Task details: Under this task are some entries; return every one of them exactly.
------------------------------------------------------------
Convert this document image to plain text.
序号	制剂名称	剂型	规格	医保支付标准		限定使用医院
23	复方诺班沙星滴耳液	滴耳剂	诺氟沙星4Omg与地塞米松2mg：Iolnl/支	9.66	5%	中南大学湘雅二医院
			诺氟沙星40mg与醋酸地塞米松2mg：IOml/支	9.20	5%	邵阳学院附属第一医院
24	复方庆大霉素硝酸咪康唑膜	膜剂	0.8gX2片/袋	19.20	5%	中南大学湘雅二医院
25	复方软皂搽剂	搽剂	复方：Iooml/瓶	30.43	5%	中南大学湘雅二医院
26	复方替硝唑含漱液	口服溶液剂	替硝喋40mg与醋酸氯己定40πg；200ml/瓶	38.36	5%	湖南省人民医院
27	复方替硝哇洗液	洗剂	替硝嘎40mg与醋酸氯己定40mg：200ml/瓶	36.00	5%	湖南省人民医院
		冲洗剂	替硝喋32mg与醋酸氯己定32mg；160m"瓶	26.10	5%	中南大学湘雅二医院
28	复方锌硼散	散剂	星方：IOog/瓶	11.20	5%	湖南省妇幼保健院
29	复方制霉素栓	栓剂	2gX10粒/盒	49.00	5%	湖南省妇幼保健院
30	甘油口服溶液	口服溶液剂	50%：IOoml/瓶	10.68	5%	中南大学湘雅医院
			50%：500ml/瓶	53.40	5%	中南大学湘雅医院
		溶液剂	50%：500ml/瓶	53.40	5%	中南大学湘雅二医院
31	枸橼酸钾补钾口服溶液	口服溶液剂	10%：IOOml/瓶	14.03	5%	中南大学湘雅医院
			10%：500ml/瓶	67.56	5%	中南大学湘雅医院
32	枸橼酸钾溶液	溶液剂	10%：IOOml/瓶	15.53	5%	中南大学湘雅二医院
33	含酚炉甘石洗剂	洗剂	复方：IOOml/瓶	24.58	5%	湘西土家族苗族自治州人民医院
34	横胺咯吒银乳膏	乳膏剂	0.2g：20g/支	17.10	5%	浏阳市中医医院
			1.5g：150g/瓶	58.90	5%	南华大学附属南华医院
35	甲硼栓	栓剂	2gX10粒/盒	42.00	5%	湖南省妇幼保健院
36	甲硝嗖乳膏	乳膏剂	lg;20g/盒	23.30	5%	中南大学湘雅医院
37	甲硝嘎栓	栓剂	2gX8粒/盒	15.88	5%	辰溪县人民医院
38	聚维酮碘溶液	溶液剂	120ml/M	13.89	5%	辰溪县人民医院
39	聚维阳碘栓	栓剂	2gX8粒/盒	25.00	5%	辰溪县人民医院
------------------------------------------------------------
Final answer:
Convert this document image to plain text.
序号	制剂名称	剂型	规格	医保支付标准		限定使用医院
23	复方诺班沙星滴耳液	滴耳剂	诺氟沙星4Omg与地塞米松2mg：Iolnl/支	9.66	5%	中南大学湘雅二医院
			诺氟沙星40mg与醋酸地塞米松2mg：IOml/支	9.20	5%	邵阳学院附属第一医院
24	复方庆大霉素硝酸咪康唑膜	膜剂	0.8gX2片/袋	19.20	5%	中南大学湘雅二医院
25	复方软皂搽剂	搽剂	复方：Iooml/瓶	30.43	5%	中南大学湘雅二医院
26	复方替硝唑含漱液	口服溶液剂	替硝喋40mg与醋酸氯己定40πg；200ml/瓶	38.36	5%	湖南省人民医院
27	复方替硝哇洗液	洗剂	替硝嘎40mg与醋酸氯己定40mg：200ml/瓶	36.00	5%	湖南省人民医院
		冲洗剂	替硝喋32mg与醋酸氯己定32mg；160m"瓶	26.10	5%	中南大学湘雅二医院
28	复方锌硼散	散剂	星方：IOog/瓶	11.20	5%	湖南省妇幼保健院
29	复方制霉素栓	栓剂	2gX10粒/盒	49.00	5%	湖南省妇幼保健院
30	甘油口服溶液	口服溶液剂	50%：IOoml/瓶	10.68	5%	中南大学湘雅医院
			50%：500ml/瓶	53.40	5%	中南大学湘雅医院
		溶液剂	50%：500ml/瓶	53.40	5%	中南大学湘雅二医院
31	枸橼酸钾补钾口服溶液	口服溶液剂	10%：IOOml/瓶	14.03	5%	中南大学湘雅医院
			10%：500ml/瓶	67.56	5%	中南大学湘雅医院
32	枸橼酸钾溶液	溶液剂	10%：IOOml/瓶	15.53	5%	中南大学湘雅二医院
33	含酚炉甘石洗剂	洗剂	复方：IOOml/瓶	24.58	5%	湘西土家族苗族自治州人民医院
34	横胺咯吒银乳膏	乳膏剂	0.2g：20g/支	17.10	5%	浏阳市中医医院
			1.5g：150g/瓶	58.90	5%	南华大学附属南华医院
35	甲硼栓	栓剂	2gX10粒/盒	42.00	5%	湖南省妇幼保健院
36	甲硝嗖乳膏	乳膏剂	lg;20g/盒	23.30	5%	中南大学湘雅医院
37	甲硝嘎栓	栓剂	2gX8粒/盒	15.88	5%	辰溪县人民医院
38	聚维酮碘溶液	溶液剂	120ml/M	13.89	5%	辰溪县人民医院
39	聚维阳碘栓	栓剂	2gX8粒/盒	25.00	5%	辰溪县人民医院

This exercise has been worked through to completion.